### WRITTEN INSTRUCTION
Lines containing the word "Правила" are to be located and copied.

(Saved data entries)

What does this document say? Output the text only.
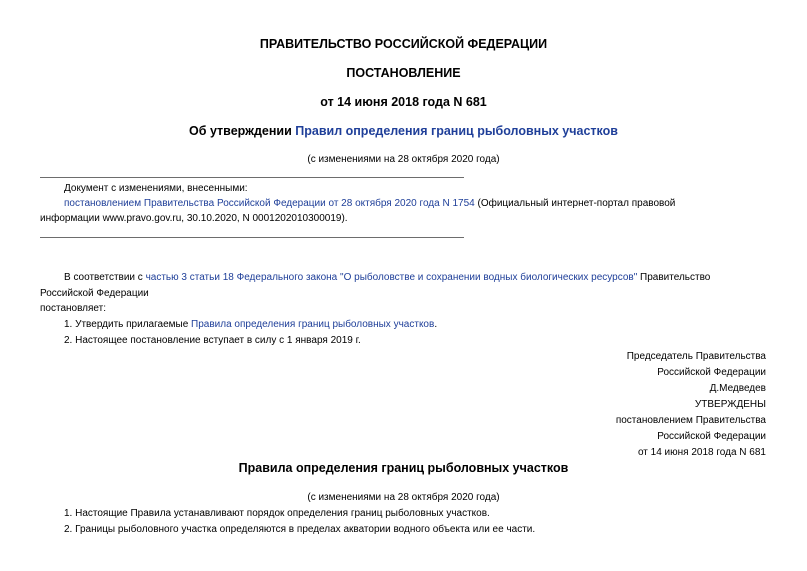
ПРАВИТЕЛЬСТВО РОССИЙСКОЙ ФЕДЕРАЦИИ
ПОСТАНОВЛЕНИЕ
от 14 июня 2018 года N 681
Об утверждении Правил определения границ рыболовных участков
(с изменениями на 28 октября 2020 года)
Документ с изменениями, внесенными:
постановлением Правительства Российской Федерации от 28 октября 2020 года N 1754 (Официальный интернет-портал правовой
информации www.pravo.gov.ru, 30.10.2020, N 0001202010300019).
В соответствии с частью 3 статьи 18 Федерального закона "О рыболовстве и сохранении водных биологических ресурсов" Правительство
Российской Федерации
постановляет:
1. Утвердить прилагаемые Правила определения границ рыболовных участков.
2. Настоящее постановление вступает в силу с 1 января 2019 г.
Председатель Правительства
Российской Федерации
Д.Медведев
УТВЕРЖДЕНЫ
постановлением Правительства
Российской Федерации
от 14 июня 2018 года N 681
Правила определения границ рыболовных участков
(с изменениями на 28 октября 2020 года)
1. Настоящие Правила устанавливают порядок определения границ рыболовных участков.
2. Границы рыболовного участка определяются в пределах акватории водного объекта или ее части.
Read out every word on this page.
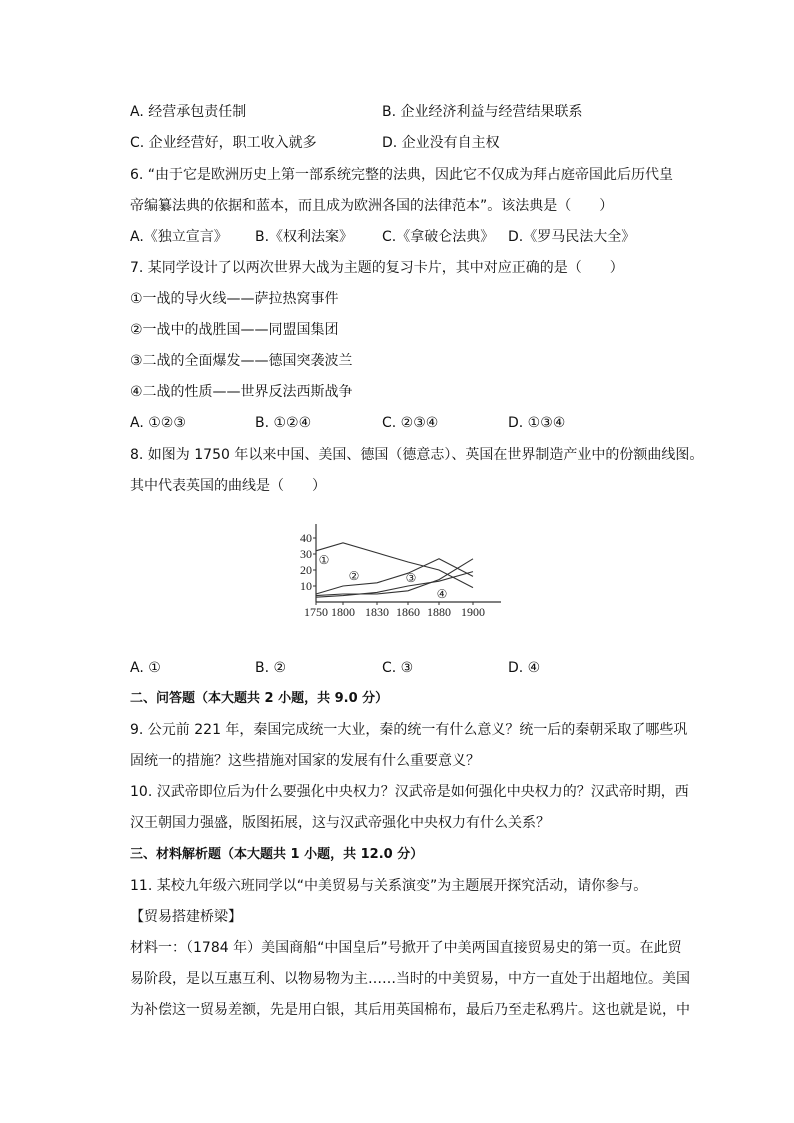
A. 经营承包责任制	B. 企业经济利益与经营结果联系
C. 企业经营好，职工收入就多	D. 企业没有自主权
6. “由于它是欧洲历史上第一部系统完整的法典，因此它不仅成为拜占庭帝国此后历代皇
帝编纂法典的依据和蓝本，而且成为欧洲各国的法律范本”。该法典是（　　）
A.《独立宣言》 B.《权利法案》 C.《拿破仑法典》 D.《罗马民法大全》
7. 某同学设计了以两次世界大战为主题的复习卡片，其中对应正确的是（　　）
①一战的导火线——萨拉热窝事件
②一战中的战胜国——同盟国集团
③二战的全面爆发——德国突袭波兰
④二战的性质——世界反法西斯战争
A. ①②③	B. ①②④	C. ②③④	D. ①③④
8. 如图为 1750 年以来中国、美国、德国（德意志）、英国在世界制造产业中的份额曲线图。
其中代表英国的曲线是（　　）
10
20
30
40
1750 1800 1830 1860 1880 1900
①
②	③
④
A. ①	B. ②	C. ③	D. ④
二、问答题（本大题共 2 小题，共 9.0 分）
9. 公元前 221 年，秦国完成统一大业，秦的统一有什么意义？统一后的秦朝采取了哪些巩
固统一的措施？这些措施对国家的发展有什么重要意义？
10. 汉武帝即位后为什么要强化中央权力？汉武帝是如何强化中央权力的？汉武帝时期，西
汉王朝国力强盛，版图拓展，这与汉武帝强化中央权力有什么关系？
三、材料解析题（本大题共 1 小题，共 12.0 分）
11. 某校九年级六班同学以“中美贸易与关系演变”为主题展开探究活动，请你参与。
【贸易搭建桥梁】
材料一：（1784 年）美国商船“中国皇后”号掀开了中美两国直接贸易史的第一页。在此贸
易阶段，是以互惠互利、以物易物为主……当时的中美贸易，中方一直处于出超地位。美国
为补偿这一贸易差额，先是用白银，其后用英国棉布，最后乃至走私鸦片。这也就是说，中
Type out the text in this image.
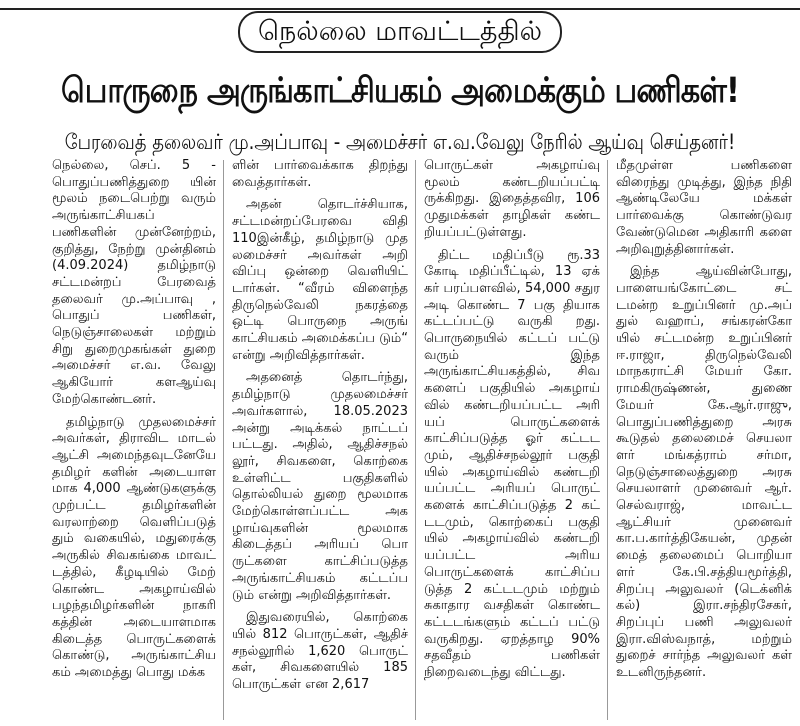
நெல்லை மாவட்டத்தில்
பொருநை அருங்காட்சியகம் அமைக்கும் பணிகள்!
பேரவைத் தலைவர் மு.அப்பாவு - அமைச்சர் எ.வ.வேலு நேரில் ஆய்வு செய்தனர்!

நெல்லை, செப். 5 - பொதுப்பணித்துறை யின் மூலம் நடைபெற்று வரும் அருங்காட்சியகப் பணிகளின் முன்னேற்றம், குறித்து, நேற்று முன்தினம் (4.09.2024) தமிழ்நாடு சட்டமன்றப் பேரவைத் தலைவர் மு.அப்பாவு , பொதுப் பணிகள், நெடுஞ்சாலைகள் மற்றும் சிறு துறைமுகங்கள் துறை அமைச்சர் எ.வ. வேலு ஆகியோர் களஆய்வு மேற்கொண்டனர்.

தமிழ்நாடு முதலமைச்சர் அவர்கள், திராவிட மாடல் ஆட்சி அமைந்தவுடனேயே தமிழர் களின் அடையாள மாக 4,000 ஆண்டுகளுக்கு முற்பட்ட தமிழர்களின் வரலாற்றை வெளிப்படுத் தும் வகையில், மதுரைக்கு அருகில் சிவகங்கை மாவட் டத்தில், கீழடியில் மேற் கொண்ட அகழாய்வில் பழந்தமிழர்களின் நாகரி கத்தின் அடையாளமாக கிடைத்த பொருட்களைக் கொண்டு, அருங்காட்சிய கம் அமைத்து பொது மக்க

ளின் பார்வைக்காக திறந்து வைத்தார்கள்.

அதன் தொடர்ச்சியாக, சட்டமன்றப்பேரவை விதி 110இன்கீழ், தமிழ்நாடு முத லமைச்சர் அவர்கள் அறி விப்பு ஒன்றை வெளியிட் டார்கள். “வீரம் விளைந்த திருநெல்வேலி நகரத்தை ஒட்டி பொருநை அருங் காட்சியகம் அமைக்கப்ப டும்“ என்று அறிவித்தார்கள்.

அதனைத் தொடர்ந்து, தமிழ்நாடு முதலமைச்சர் அவர்களால், 18.05.2023 அன்று அடிக்கல் நாட்டப் பட்டது. அதில், ஆதிச்சநல் லூர், சிவகளை, கொற்கை உள்ளிட்ட பகுதிகளில் தொல்லியல் துறை மூலமாக மேற்கொள்ளப்பட்ட அக ழாய்வுகளின் மூலமாக கிடைத்தப் அரியப் பொ ருட்களை காட்சிப்படுத்த அருங்காட்சியகம் கட்டப்ப டும் என்று அறிவித்தார்கள்.

இதுவரையில், கொற்கை யில் 812 பொருட்கள், ஆதிச் சநல்லூரில் 1,620 பொருட் கள், சிவகளையில் 185 பொருட்கள் என 2,617

பொருட்கள் அகழாய்வு மூலம் கண்டறியப்பட்டி ருக்கிறது. இதைத்தவிர, 106 முதுமக்கள் தாழிகள் கண்ட றியப்பட்டுள்ளது.

திட்ட மதிப்பீடு ரூ.33 கோடி மதிப்பீட்டில், 13 ஏக் கர் பரப்பளவில், 54,000 சதுர அடி கொண்ட 7 பகு தியாக கட்டப்பட்டு வருகி றது. பொருநையில் கட்டப் பட்டு வரும் இந்த அருங்காட்சியகத்தில், சிவ களைப் பகுதியில் அகழாய் வில் கண்டறியப்பட்ட அரி யப் பொருட்களைக் காட்சிப்படுத்த ஓர் கட்டட மும், ஆதிச்சநல்லூர் பகுதி யில் அகழாய்வில் கண்டறி யப்பட்ட அரியப் பொருட் களைக் காட்சிப்படுத்த 2 கட் டடமும், கொற்கைப் பகுதி யில் அகழாய்வில் கண்டறி யப்பட்ட அரிய பொருட்களைக் காட்சிப்ப டுத்த 2 கட்டடமும் மற்றும் சுகாதார வசதிகள் கொண்ட கட்டடங்களும் கட்டப் பட்டு வருகிறது. ஏறத்தாழ 90% சதவீதம் பணிகள் நிறைவடைந்து விட்டது.

மீதமுள்ள பணிகளை விரைந்து முடித்து, இந்த நிதி ஆண்டிலேயே மக்கள் பார்வைக்கு கொண்டுவர வேண்டுமென அதிகாரி களை அறிவுறுத்தினார்கள்.

இந்த ஆய்வின்போது, பாளையங்கோட்டை சட் டமன்ற உறுப்பினர் மு.அப் துல் வஹாப், சங்கரன்கோ யில் சட்டமன்ற உறுப்பினர் ஈ.ராஜா, திருநெல்வேலி மாநகராட்சி மேயர் கோ. ராமகிருஷ்ணன், துணை மேயர் கே.ஆர்.ராஜு, பொதுப்பணித்துறை அரசு கூடுதல் தலைமைச் செயலா ளர் மங்கத்ராம் சர்மா, நெடுஞ்சாலைத்துறை அரசு செயலாளர் முனைவர் ஆர். செல்வராஜ், மாவட்ட ஆட்சியர் முனைவர் கா.ப.கார்த்திகேயன், முதன் மைத் தலைமைப் பொறியா ளர் கே.பி.சத்தியமூர்த்தி, சிறப்பு அலுவலர் (டெக்னிக் கல்) இரா.சந்திரசேகர், சிறப்புப் பணி அலுவலர் இரா.விஸ்வநாத், மற்றும் துறைச் சார்ந்த அலுவலர் கள் உடனிருந்தனர்.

### SOLUTION
1. Утвердить прилагаемые Правила определения границ рыболовных участков.
Правила определения границ рыболовных участков
1. Настоящие Правила устанавливают порядок определения границ рыболовных участков.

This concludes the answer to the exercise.